PROVIDED MATERIAL
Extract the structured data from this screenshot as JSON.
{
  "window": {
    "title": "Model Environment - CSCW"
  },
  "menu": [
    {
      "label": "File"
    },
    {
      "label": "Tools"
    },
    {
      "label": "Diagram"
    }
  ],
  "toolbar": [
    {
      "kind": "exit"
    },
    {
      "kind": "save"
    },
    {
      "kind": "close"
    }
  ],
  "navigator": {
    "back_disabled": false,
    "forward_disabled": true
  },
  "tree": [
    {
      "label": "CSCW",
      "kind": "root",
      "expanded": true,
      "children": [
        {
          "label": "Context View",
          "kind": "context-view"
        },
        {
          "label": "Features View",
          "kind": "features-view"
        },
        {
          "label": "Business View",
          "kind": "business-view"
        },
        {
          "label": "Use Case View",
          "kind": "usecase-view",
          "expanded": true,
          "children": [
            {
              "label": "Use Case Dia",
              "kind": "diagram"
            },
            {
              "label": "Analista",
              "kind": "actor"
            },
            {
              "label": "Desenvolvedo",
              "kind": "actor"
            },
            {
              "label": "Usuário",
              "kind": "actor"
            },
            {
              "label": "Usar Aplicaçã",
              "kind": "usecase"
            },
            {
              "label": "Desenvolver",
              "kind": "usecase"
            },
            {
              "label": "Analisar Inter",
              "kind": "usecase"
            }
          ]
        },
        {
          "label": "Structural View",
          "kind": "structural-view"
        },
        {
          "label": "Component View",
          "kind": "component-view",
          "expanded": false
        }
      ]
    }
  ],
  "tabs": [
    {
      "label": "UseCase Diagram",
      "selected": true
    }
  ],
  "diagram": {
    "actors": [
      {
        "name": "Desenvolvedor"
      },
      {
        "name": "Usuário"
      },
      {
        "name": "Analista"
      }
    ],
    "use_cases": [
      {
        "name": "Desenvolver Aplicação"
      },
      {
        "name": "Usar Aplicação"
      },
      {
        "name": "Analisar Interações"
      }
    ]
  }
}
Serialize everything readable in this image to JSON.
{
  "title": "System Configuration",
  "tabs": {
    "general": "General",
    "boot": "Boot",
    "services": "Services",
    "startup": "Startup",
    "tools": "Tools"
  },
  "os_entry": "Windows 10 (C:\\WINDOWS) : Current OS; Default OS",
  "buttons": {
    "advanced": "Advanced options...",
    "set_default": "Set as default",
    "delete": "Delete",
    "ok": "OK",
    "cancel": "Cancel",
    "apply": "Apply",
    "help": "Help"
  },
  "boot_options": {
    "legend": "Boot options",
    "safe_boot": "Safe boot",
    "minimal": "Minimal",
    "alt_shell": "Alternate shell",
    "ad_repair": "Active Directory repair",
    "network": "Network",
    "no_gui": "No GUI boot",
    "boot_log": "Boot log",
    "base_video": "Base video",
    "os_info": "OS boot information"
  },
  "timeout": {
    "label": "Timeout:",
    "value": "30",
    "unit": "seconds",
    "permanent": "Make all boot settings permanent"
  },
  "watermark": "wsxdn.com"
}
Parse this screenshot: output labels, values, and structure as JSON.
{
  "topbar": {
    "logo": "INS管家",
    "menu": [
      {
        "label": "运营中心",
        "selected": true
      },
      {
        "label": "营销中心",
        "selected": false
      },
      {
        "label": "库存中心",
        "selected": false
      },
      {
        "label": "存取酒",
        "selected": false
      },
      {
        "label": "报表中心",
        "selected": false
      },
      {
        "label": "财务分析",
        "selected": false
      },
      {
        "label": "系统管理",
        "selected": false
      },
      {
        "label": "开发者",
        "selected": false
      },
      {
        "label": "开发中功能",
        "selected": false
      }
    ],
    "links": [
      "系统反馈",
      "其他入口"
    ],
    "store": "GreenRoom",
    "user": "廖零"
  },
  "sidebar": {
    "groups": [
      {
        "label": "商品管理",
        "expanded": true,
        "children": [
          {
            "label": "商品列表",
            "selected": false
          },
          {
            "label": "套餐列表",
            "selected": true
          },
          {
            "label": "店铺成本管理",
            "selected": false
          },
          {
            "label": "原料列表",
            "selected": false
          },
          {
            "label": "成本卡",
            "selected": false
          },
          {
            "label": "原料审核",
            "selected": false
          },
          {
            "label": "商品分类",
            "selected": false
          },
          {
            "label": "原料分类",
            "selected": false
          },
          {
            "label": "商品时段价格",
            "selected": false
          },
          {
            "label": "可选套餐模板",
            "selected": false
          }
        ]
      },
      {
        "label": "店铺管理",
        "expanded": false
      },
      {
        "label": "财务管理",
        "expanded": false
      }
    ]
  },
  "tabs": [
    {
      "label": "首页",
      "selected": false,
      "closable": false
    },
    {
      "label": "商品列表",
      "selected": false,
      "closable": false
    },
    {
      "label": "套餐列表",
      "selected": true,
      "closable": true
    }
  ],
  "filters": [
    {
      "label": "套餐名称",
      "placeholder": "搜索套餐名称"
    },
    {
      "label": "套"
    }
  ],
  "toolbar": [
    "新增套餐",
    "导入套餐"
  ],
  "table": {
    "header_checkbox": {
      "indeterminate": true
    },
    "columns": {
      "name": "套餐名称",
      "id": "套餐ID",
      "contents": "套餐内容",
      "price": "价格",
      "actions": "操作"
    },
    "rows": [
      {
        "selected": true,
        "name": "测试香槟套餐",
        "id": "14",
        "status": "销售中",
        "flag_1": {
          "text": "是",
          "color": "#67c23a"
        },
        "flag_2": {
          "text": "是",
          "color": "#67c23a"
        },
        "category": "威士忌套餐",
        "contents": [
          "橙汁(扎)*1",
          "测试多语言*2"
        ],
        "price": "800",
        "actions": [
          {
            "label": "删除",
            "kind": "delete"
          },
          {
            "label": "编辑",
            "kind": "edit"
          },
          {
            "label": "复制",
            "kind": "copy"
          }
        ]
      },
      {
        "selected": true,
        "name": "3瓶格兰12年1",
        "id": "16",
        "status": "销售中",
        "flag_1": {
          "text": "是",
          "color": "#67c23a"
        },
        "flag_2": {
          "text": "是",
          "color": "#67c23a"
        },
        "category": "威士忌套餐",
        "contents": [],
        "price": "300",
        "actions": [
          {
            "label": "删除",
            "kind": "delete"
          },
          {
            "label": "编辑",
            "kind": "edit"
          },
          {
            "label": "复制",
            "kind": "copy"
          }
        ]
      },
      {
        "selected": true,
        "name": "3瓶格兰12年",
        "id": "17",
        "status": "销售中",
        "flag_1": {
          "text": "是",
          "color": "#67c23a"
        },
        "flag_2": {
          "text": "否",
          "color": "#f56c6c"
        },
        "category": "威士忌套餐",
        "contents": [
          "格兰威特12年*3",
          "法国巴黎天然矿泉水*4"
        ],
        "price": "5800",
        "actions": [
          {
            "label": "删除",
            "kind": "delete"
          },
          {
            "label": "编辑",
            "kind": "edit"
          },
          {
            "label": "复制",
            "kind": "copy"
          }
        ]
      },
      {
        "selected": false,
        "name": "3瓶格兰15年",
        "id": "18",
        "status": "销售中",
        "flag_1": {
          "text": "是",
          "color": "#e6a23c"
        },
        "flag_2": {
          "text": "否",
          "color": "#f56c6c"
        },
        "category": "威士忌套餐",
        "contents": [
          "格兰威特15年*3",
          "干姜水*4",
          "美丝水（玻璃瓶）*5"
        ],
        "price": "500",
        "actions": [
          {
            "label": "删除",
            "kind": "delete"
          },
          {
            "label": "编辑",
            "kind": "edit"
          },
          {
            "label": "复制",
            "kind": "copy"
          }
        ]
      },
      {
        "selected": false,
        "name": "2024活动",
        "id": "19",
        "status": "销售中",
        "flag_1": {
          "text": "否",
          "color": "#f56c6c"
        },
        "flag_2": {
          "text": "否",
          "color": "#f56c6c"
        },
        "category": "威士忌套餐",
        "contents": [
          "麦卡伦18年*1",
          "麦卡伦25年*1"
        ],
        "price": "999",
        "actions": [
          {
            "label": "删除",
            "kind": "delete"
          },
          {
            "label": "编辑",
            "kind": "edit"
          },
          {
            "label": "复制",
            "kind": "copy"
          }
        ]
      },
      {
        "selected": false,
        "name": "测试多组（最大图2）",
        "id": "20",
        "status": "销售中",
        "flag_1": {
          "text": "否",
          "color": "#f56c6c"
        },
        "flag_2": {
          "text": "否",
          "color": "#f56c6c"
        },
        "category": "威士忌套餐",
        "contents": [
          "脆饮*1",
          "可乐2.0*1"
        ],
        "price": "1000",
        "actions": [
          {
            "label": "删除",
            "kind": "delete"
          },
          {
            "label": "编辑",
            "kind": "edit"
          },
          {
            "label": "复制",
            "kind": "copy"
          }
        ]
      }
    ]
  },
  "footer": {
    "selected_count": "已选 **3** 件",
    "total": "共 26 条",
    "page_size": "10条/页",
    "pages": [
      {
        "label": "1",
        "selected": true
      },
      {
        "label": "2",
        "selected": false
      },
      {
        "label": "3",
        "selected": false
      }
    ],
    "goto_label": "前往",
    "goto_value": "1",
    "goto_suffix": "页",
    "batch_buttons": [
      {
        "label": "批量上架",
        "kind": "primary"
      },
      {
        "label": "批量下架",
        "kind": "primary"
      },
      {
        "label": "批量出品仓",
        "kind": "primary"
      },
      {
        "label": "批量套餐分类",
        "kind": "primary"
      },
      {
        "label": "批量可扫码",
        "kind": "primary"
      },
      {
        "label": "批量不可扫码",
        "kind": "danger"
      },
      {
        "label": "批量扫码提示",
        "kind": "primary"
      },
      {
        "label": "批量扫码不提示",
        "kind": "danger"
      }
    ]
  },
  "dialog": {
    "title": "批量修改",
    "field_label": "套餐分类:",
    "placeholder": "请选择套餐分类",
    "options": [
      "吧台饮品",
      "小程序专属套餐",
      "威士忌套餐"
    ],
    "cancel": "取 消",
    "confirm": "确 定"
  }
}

WHAT IS ASKED
Tally the lines holding the string "CSCW" and give only the count.

THE RESULT
2